## What is needed
Would you transcribe the listing that follows, character for character, and omit its images?

## Data section

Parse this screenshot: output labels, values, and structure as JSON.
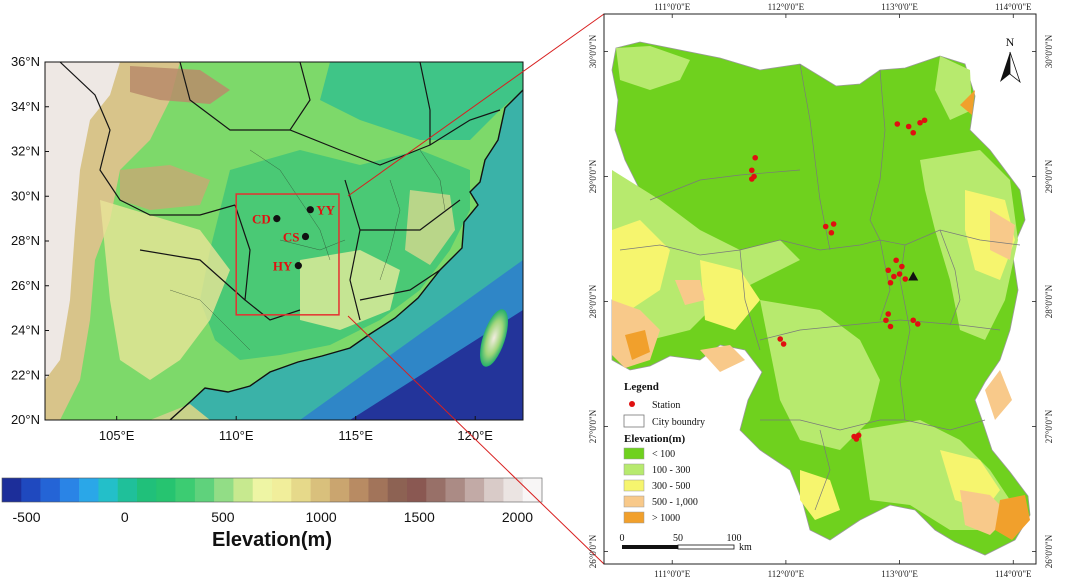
{
  "left_map": {
    "lat_labels": [
      "36°N",
      "34°N",
      "32°N",
      "30°N",
      "28°N",
      "26°N",
      "24°N",
      "22°N",
      "20°N"
    ],
    "lon_labels": [
      "105°E",
      "110°E",
      "115°E",
      "120°E"
    ],
    "cities": [
      {
        "code": "CD",
        "lon": 111.7,
        "lat": 29.0
      },
      {
        "code": "YY",
        "lon": 113.1,
        "lat": 29.4
      },
      {
        "code": "CS",
        "lon": 112.9,
        "lat": 28.2
      },
      {
        "code": "HY",
        "lon": 112.6,
        "lat": 26.9
      }
    ],
    "study_box": {
      "lon_min": 110.0,
      "lon_max": 114.3,
      "lat_min": 24.7,
      "lat_max": 30.1,
      "color": "#e53030"
    }
  },
  "colorbar": {
    "title": "Elevation(m)",
    "tick_labels": [
      "-500",
      "0",
      "500",
      "1000",
      "1500",
      "2000"
    ],
    "colors": [
      "#1c2e9a",
      "#1f49bf",
      "#2464d6",
      "#2a84e6",
      "#2aa7e8",
      "#23bfc9",
      "#1fc09a",
      "#20c07a",
      "#26c470",
      "#3ccc72",
      "#5fd27c",
      "#92dd86",
      "#c7e98f",
      "#eef5a4",
      "#f1ee9b",
      "#e6d98a",
      "#d9c07c",
      "#caa56f",
      "#b88b63",
      "#a2745a",
      "#8d6253",
      "#8a5852",
      "#987068",
      "#ab8b85",
      "#c2aaa6",
      "#d9cbc8",
      "#ebe4e2",
      "#f8f6f6"
    ]
  },
  "right_map": {
    "lon_labels": [
      "111°0'0\"E",
      "112°0'0\"E",
      "113°0'0\"E",
      "114°0'0\"E"
    ],
    "lat_labels": [
      "30°0'0\"N",
      "29°0'0\"N",
      "28°0'0\"N",
      "27°0'0\"N",
      "26°0'0\"N"
    ],
    "north_label": "N",
    "legend": {
      "title": "Legend",
      "station_label": "Station",
      "city_label": "City boundry",
      "elevation_title": "Elevation(m)",
      "classes": [
        {
          "label": "< 100",
          "color": "#6fd11e"
        },
        {
          "label": "100 - 300",
          "color": "#b7ea6e"
        },
        {
          "label": "300 - 500",
          "color": "#f6f56e"
        },
        {
          "label": "500 - 1,000",
          "color": "#f8c98a"
        },
        {
          "label": "> 1000",
          "color": "#f1a02c"
        }
      ]
    },
    "scalebar": {
      "labels": [
        "0",
        "50",
        "100"
      ],
      "unit": "km"
    },
    "stations": [
      {
        "lon": 111.7,
        "lat": 29.05
      },
      {
        "lon": 111.72,
        "lat": 29.0
      },
      {
        "lon": 111.7,
        "lat": 28.98
      },
      {
        "lon": 111.73,
        "lat": 29.15
      },
      {
        "lon": 112.35,
        "lat": 28.6
      },
      {
        "lon": 112.4,
        "lat": 28.55
      },
      {
        "lon": 112.42,
        "lat": 28.62
      },
      {
        "lon": 112.98,
        "lat": 29.42
      },
      {
        "lon": 113.08,
        "lat": 29.4
      },
      {
        "lon": 113.18,
        "lat": 29.43
      },
      {
        "lon": 113.12,
        "lat": 29.35
      },
      {
        "lon": 113.22,
        "lat": 29.45
      },
      {
        "lon": 112.9,
        "lat": 28.25
      },
      {
        "lon": 112.95,
        "lat": 28.2
      },
      {
        "lon": 113.0,
        "lat": 28.22
      },
      {
        "lon": 112.92,
        "lat": 28.15
      },
      {
        "lon": 113.02,
        "lat": 28.28
      },
      {
        "lon": 112.97,
        "lat": 28.33
      },
      {
        "lon": 113.05,
        "lat": 28.18
      },
      {
        "lon": 112.88,
        "lat": 27.85
      },
      {
        "lon": 112.92,
        "lat": 27.8
      },
      {
        "lon": 112.9,
        "lat": 27.9
      },
      {
        "lon": 113.12,
        "lat": 27.85
      },
      {
        "lon": 113.16,
        "lat": 27.82
      },
      {
        "lon": 111.95,
        "lat": 27.7
      },
      {
        "lon": 111.98,
        "lat": 27.66
      },
      {
        "lon": 112.6,
        "lat": 26.92
      },
      {
        "lon": 112.62,
        "lat": 26.9
      },
      {
        "lon": 112.64,
        "lat": 26.93
      }
    ],
    "triangle": {
      "lon": 113.12,
      "lat": 28.2
    }
  }
}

## Finished exercise
Parse this screenshot: output labels, values, and structure as JSON.
{
  "left_map": {
    "lat_labels": [
      "36°N",
      "34°N",
      "32°N",
      "30°N",
      "28°N",
      "26°N",
      "24°N",
      "22°N",
      "20°N"
    ],
    "lon_labels": [
      "105°E",
      "110°E",
      "115°E",
      "120°E"
    ],
    "cities": [
      {
        "code": "CD",
        "lon": 111.7,
        "lat": 29.0
      },
      {
        "code": "YY",
        "lon": 113.1,
        "lat": 29.4
      },
      {
        "code": "CS",
        "lon": 112.9,
        "lat": 28.2
      },
      {
        "code": "HY",
        "lon": 112.6,
        "lat": 26.9
      }
    ],
    "study_box": {
      "lon_min": 110.0,
      "lon_max": 114.3,
      "lat_min": 24.7,
      "lat_max": 30.1,
      "color": "#e53030"
    }
  },
  "colorbar": {
    "title": "Elevation(m)",
    "tick_labels": [
      "-500",
      "0",
      "500",
      "1000",
      "1500",
      "2000"
    ],
    "colors": [
      "#1c2e9a",
      "#1f49bf",
      "#2464d6",
      "#2a84e6",
      "#2aa7e8",
      "#23bfc9",
      "#1fc09a",
      "#20c07a",
      "#26c470",
      "#3ccc72",
      "#5fd27c",
      "#92dd86",
      "#c7e98f",
      "#eef5a4",
      "#f1ee9b",
      "#e6d98a",
      "#d9c07c",
      "#caa56f",
      "#b88b63",
      "#a2745a",
      "#8d6253",
      "#8a5852",
      "#987068",
      "#ab8b85",
      "#c2aaa6",
      "#d9cbc8",
      "#ebe4e2",
      "#f8f6f6"
    ]
  },
  "right_map": {
    "lon_labels": [
      "111°0'0\"E",
      "112°0'0\"E",
      "113°0'0\"E",
      "114°0'0\"E"
    ],
    "lat_labels": [
      "30°0'0\"N",
      "29°0'0\"N",
      "28°0'0\"N",
      "27°0'0\"N",
      "26°0'0\"N"
    ],
    "north_label": "N",
    "legend": {
      "title": "Legend",
      "station_label": "Station",
      "city_label": "City boundry",
      "elevation_title": "Elevation(m)",
      "classes": [
        {
          "label": "< 100",
          "color": "#6fd11e"
        },
        {
          "label": "100 - 300",
          "color": "#b7ea6e"
        },
        {
          "label": "300 - 500",
          "color": "#f6f56e"
        },
        {
          "label": "500 - 1,000",
          "color": "#f8c98a"
        },
        {
          "label": "> 1000",
          "color": "#f1a02c"
        }
      ]
    },
    "scalebar": {
      "labels": [
        "0",
        "50",
        "100"
      ],
      "unit": "km"
    },
    "stations": [
      {
        "lon": 111.7,
        "lat": 29.05
      },
      {
        "lon": 111.72,
        "lat": 29.0
      },
      {
        "lon": 111.7,
        "lat": 28.98
      },
      {
        "lon": 111.73,
        "lat": 29.15
      },
      {
        "lon": 112.35,
        "lat": 28.6
      },
      {
        "lon": 112.4,
        "lat": 28.55
      },
      {
        "lon": 112.42,
        "lat": 28.62
      },
      {
        "lon": 112.98,
        "lat": 29.42
      },
      {
        "lon": 113.08,
        "lat": 29.4
      },
      {
        "lon": 113.18,
        "lat": 29.43
      },
      {
        "lon": 113.12,
        "lat": 29.35
      },
      {
        "lon": 113.22,
        "lat": 29.45
      },
      {
        "lon": 112.9,
        "lat": 28.25
      },
      {
        "lon": 112.95,
        "lat": 28.2
      },
      {
        "lon": 113.0,
        "lat": 28.22
      },
      {
        "lon": 112.92,
        "lat": 28.15
      },
      {
        "lon": 113.02,
        "lat": 28.28
      },
      {
        "lon": 112.97,
        "lat": 28.33
      },
      {
        "lon": 113.05,
        "lat": 28.18
      },
      {
        "lon": 112.88,
        "lat": 27.85
      },
      {
        "lon": 112.92,
        "lat": 27.8
      },
      {
        "lon": 112.9,
        "lat": 27.9
      },
      {
        "lon": 113.12,
        "lat": 27.85
      },
      {
        "lon": 113.16,
        "lat": 27.82
      },
      {
        "lon": 111.95,
        "lat": 27.7
      },
      {
        "lon": 111.98,
        "lat": 27.66
      },
      {
        "lon": 112.6,
        "lat": 26.92
      },
      {
        "lon": 112.62,
        "lat": 26.9
      },
      {
        "lon": 112.64,
        "lat": 26.93
      }
    ],
    "triangle": {
      "lon": 113.12,
      "lat": 28.2
    }
  }
}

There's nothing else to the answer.